> **Records**
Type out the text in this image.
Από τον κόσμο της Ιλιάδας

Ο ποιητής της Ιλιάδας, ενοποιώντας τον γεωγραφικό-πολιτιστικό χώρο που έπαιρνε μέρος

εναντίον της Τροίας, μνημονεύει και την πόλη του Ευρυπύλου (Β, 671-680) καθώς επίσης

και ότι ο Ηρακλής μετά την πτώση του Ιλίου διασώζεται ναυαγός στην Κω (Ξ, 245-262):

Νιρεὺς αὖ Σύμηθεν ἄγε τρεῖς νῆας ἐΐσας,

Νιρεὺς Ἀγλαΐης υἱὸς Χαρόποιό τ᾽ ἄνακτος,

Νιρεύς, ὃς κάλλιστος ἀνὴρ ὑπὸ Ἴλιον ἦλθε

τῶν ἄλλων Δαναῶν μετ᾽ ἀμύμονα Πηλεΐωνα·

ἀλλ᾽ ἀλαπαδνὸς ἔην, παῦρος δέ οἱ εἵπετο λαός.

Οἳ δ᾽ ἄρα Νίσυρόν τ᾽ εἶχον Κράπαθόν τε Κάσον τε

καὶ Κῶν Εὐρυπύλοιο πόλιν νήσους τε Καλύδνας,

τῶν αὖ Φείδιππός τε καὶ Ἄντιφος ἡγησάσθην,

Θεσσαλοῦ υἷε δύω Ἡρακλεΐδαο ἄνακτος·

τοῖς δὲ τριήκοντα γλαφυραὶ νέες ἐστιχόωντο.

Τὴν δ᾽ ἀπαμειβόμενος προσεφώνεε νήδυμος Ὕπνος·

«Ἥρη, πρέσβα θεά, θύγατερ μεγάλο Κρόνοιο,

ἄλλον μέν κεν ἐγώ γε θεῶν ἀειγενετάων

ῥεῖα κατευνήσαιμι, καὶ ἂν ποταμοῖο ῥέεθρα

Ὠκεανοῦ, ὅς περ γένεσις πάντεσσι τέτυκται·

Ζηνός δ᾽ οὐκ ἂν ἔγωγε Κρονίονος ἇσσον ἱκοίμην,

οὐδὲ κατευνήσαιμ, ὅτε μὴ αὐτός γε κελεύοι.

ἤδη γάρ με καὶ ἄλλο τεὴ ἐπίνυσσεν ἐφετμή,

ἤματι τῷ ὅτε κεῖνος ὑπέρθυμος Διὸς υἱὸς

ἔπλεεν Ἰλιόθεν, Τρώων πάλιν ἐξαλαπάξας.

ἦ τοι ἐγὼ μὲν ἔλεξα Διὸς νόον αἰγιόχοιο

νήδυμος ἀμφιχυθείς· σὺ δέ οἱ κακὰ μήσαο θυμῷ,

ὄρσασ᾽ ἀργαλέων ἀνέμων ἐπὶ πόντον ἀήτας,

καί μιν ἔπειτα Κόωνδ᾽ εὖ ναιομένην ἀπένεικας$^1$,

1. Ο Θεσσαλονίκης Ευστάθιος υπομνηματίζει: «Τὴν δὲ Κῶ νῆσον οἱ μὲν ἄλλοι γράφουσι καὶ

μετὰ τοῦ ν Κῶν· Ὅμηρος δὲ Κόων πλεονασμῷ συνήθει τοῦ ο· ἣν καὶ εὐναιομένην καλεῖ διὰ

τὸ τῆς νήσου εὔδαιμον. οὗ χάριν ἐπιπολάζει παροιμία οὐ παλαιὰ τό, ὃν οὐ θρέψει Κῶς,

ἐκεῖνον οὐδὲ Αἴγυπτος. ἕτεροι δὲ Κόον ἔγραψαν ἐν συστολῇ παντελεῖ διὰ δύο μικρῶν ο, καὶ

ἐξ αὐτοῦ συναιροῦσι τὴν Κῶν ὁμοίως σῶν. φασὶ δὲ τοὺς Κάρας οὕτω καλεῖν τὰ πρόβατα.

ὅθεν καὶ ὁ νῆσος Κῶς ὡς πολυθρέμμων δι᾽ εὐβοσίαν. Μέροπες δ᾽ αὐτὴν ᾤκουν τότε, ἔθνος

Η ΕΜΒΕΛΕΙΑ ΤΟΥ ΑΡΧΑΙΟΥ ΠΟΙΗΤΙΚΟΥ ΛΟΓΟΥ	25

...

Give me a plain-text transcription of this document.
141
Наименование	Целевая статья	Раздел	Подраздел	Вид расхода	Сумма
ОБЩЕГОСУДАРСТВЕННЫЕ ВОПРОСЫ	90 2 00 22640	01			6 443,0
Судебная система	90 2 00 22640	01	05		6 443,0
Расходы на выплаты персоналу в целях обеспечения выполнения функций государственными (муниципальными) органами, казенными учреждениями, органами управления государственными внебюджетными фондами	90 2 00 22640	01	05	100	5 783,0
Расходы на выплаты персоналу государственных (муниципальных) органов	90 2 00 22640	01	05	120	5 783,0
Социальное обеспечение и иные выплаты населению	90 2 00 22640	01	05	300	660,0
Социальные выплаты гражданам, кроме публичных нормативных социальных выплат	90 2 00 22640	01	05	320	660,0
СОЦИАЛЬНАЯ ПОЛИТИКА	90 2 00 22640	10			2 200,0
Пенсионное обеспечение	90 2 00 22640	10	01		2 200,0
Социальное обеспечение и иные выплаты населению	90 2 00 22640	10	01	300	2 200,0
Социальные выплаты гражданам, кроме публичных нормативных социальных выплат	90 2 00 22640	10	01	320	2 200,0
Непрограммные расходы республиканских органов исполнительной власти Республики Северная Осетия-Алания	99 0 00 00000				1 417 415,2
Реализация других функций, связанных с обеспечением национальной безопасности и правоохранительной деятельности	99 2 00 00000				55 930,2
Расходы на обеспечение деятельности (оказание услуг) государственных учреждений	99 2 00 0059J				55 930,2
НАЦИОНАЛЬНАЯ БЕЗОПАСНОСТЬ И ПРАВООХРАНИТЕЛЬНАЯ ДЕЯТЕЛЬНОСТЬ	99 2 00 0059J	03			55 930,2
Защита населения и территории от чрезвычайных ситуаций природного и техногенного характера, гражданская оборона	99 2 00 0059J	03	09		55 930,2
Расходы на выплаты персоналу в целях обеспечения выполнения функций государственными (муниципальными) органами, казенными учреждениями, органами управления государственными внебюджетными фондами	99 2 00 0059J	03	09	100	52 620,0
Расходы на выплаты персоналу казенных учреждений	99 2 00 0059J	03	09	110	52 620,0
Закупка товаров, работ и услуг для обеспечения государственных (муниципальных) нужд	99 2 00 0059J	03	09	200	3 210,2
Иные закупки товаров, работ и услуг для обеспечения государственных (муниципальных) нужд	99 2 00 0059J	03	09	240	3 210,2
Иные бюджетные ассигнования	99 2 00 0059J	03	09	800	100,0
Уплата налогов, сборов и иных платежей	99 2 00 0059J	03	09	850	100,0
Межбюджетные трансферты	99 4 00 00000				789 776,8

> **Challenge**
Show each line of the listing that holds the string "товаров".

> **Output for this exercise**
Закупка товаров, работ и услуг для обеспечения государственных (муниципальных) нужд	99 2 00 0059J	03	09	200	3 210,2
Иные закупки товаров, работ и услуг для обеспечения государственных (муниципальных) нужд	99 2 00 0059J	03	09	240	3 210,2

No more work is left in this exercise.